Dataset entries on figures:
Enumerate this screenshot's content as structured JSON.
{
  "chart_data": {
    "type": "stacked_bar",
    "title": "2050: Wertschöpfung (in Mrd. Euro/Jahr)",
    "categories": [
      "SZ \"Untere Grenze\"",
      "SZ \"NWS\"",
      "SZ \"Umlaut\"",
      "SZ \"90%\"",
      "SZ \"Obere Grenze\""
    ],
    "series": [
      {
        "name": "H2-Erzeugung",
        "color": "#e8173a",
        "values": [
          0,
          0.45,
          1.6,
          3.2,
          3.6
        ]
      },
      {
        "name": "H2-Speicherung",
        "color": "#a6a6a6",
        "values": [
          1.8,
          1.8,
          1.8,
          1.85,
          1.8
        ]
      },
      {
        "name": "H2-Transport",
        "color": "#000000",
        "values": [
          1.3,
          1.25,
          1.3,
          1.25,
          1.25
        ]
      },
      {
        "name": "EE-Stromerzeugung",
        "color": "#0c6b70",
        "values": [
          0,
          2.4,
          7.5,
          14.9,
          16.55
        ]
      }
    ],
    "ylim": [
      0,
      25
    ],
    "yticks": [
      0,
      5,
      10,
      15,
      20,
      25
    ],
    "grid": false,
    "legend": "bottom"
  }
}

* Exercise prompt *
Check every line of the records above for the string "color" and say how many contain it, giving the number alone.

* Task response *
4